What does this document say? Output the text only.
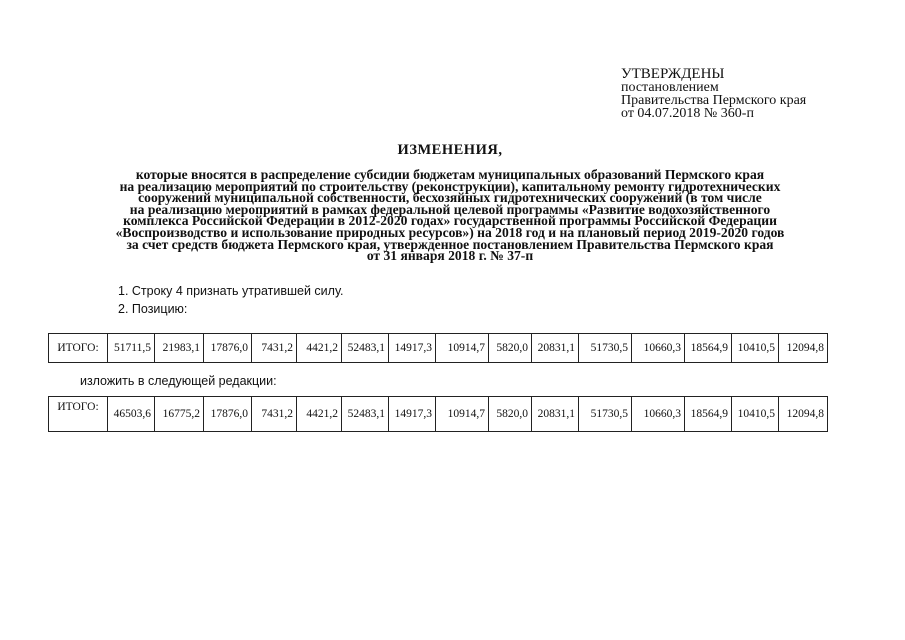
УТВЕРЖДЕНЫ
постановлением
Правительства Пермского края
от 04.07.2018 № 360-п
ИЗМЕНЕНИЯ,
которые вносятся в распределение субсидии бюджетам муниципальных образований Пермского края
на реализацию мероприятий по строительству (реконструкции), капитальному ремонту гидротехнических
сооружений муниципальной собственности, бесхозяйных гидротехнических сооружений (в том числе
на реализацию мероприятий в рамках федеральной целевой программы «Развитие водохозяйственного
комплекса Российской Федерации в 2012-2020 годах» государственной программы Российской Федерации
«Воспроизводство и использование природных ресурсов») на 2018 год и на плановый период 2019-2020 годов
за счет средств бюджета Пермского края, утвержденное постановлением Правительства Пермского края
от 31 января 2018 г. № 37-п
1. Строку 4 признать утратившей силу.
2. Позицию:
ИТОГО:	51711,5	21983,1	17876,0	7431,2	4421,2	52483,1	14917,3	10914,7	5820,0	20831,1	51730,5	10660,3	18564,9	10410,5	12094,8
изложить в следующей редакции:
ИТОГО:	46503,6	16775,2	17876,0	7431,2	4421,2	52483,1	14917,3	10914,7	5820,0	20831,1	51730,5	10660,3	18564,9	10410,5	12094,8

> DIRECTIVE:
Of all the lines in the entries, how many contain the word "Пермского"? Give only the number.

> ANSWER FOR THE TASK:
3